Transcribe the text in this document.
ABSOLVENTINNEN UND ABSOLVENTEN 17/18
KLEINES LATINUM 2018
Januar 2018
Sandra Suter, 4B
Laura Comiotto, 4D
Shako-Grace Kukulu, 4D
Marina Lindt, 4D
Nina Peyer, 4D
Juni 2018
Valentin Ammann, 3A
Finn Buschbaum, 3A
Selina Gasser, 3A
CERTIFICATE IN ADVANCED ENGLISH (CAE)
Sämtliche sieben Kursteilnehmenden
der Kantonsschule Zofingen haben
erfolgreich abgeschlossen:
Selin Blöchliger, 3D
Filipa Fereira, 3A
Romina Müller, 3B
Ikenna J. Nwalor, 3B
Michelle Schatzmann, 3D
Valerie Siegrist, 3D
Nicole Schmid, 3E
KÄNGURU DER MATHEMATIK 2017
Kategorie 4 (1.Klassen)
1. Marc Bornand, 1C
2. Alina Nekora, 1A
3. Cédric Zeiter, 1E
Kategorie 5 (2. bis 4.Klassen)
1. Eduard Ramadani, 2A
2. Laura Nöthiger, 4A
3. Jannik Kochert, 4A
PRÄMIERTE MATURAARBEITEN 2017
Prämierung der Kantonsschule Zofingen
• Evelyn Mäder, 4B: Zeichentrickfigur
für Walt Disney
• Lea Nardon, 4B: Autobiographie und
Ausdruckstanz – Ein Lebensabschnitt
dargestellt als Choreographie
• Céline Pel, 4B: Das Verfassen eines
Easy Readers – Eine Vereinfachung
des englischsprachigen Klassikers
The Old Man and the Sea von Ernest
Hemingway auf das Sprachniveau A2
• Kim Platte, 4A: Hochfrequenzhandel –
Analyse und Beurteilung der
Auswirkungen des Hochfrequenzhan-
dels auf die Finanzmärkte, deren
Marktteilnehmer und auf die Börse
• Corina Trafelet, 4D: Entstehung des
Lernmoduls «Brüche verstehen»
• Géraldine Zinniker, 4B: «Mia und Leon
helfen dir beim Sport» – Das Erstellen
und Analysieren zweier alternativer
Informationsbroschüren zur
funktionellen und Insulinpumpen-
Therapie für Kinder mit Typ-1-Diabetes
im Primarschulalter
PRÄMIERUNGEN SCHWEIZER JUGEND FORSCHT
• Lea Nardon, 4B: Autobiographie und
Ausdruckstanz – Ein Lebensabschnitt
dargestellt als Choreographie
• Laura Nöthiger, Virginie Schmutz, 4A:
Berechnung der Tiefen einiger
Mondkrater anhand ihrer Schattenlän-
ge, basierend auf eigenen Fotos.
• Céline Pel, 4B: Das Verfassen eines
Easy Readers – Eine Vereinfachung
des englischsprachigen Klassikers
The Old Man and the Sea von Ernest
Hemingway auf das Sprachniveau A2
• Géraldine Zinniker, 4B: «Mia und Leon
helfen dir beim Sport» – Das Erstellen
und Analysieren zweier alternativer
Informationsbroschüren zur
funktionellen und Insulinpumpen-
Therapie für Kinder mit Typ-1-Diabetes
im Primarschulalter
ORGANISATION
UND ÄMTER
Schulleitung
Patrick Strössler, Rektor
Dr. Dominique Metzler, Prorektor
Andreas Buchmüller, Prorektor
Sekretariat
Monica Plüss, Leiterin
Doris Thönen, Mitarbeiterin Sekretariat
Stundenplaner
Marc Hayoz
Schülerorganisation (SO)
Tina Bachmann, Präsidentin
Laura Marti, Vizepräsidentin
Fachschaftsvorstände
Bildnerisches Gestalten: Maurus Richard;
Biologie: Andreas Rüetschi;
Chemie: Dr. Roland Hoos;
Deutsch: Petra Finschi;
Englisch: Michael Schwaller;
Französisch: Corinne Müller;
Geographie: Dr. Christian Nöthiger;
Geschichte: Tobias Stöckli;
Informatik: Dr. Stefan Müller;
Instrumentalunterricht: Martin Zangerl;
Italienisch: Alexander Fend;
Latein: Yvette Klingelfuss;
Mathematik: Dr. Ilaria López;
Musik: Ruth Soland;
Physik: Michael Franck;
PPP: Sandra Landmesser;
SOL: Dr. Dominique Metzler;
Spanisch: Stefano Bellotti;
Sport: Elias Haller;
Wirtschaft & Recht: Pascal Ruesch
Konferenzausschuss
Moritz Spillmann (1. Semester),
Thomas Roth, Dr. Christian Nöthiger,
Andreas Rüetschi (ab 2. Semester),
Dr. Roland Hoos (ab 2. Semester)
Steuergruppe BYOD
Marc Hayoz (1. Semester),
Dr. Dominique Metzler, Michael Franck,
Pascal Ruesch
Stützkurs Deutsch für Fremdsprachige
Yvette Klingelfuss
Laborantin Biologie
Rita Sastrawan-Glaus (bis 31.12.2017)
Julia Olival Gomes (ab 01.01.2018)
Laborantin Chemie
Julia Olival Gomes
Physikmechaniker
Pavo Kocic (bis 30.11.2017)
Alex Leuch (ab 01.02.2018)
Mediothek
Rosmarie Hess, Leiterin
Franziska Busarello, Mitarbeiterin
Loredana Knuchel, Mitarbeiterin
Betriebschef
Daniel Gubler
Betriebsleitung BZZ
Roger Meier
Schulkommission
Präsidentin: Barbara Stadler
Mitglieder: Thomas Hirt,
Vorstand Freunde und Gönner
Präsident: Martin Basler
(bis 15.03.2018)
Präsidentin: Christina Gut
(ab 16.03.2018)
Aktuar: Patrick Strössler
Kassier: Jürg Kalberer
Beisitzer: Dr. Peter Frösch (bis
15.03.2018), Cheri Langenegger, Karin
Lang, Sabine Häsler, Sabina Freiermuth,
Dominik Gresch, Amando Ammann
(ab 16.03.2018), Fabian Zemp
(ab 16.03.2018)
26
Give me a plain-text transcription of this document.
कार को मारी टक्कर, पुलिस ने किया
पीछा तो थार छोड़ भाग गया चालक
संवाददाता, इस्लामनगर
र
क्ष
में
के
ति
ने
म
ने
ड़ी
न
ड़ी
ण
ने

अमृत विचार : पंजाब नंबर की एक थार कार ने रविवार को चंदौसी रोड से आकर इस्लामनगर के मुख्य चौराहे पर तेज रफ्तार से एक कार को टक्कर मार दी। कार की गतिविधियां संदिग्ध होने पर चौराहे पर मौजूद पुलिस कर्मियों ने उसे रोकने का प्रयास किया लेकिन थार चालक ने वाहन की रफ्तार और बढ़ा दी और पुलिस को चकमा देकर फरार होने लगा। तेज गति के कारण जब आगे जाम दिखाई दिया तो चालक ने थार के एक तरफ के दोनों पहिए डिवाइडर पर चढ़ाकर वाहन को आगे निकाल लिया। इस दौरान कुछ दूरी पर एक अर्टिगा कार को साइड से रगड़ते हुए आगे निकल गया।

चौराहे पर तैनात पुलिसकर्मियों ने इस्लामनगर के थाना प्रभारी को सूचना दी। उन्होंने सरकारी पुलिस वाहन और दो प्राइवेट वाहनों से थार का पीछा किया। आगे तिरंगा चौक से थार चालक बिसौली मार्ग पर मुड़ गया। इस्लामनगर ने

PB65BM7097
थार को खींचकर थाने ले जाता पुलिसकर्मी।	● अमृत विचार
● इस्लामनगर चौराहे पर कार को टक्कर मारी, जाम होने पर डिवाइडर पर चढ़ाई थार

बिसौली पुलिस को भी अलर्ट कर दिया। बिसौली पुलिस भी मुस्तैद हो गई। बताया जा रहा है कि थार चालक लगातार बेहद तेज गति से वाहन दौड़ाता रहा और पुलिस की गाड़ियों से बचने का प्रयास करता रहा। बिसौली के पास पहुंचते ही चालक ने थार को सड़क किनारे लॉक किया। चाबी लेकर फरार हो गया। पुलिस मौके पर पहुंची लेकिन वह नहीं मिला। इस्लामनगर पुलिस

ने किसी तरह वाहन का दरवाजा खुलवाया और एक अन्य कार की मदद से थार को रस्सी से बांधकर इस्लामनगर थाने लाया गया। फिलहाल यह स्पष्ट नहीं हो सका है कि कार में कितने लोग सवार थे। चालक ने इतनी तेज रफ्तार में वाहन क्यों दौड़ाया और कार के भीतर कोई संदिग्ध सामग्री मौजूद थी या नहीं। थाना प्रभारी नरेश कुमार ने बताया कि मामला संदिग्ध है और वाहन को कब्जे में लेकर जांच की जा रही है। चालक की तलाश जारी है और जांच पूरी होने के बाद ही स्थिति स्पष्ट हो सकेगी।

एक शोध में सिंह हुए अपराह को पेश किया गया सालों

→ **THE PROBLEM**: Gather all lines from the listing above in which "Thomas" occurs.

→ **EXPECTED ANSWER**:
Thomas Roth, Dr. Christian Nöthiger,
Mitglieder: Thomas Hirt,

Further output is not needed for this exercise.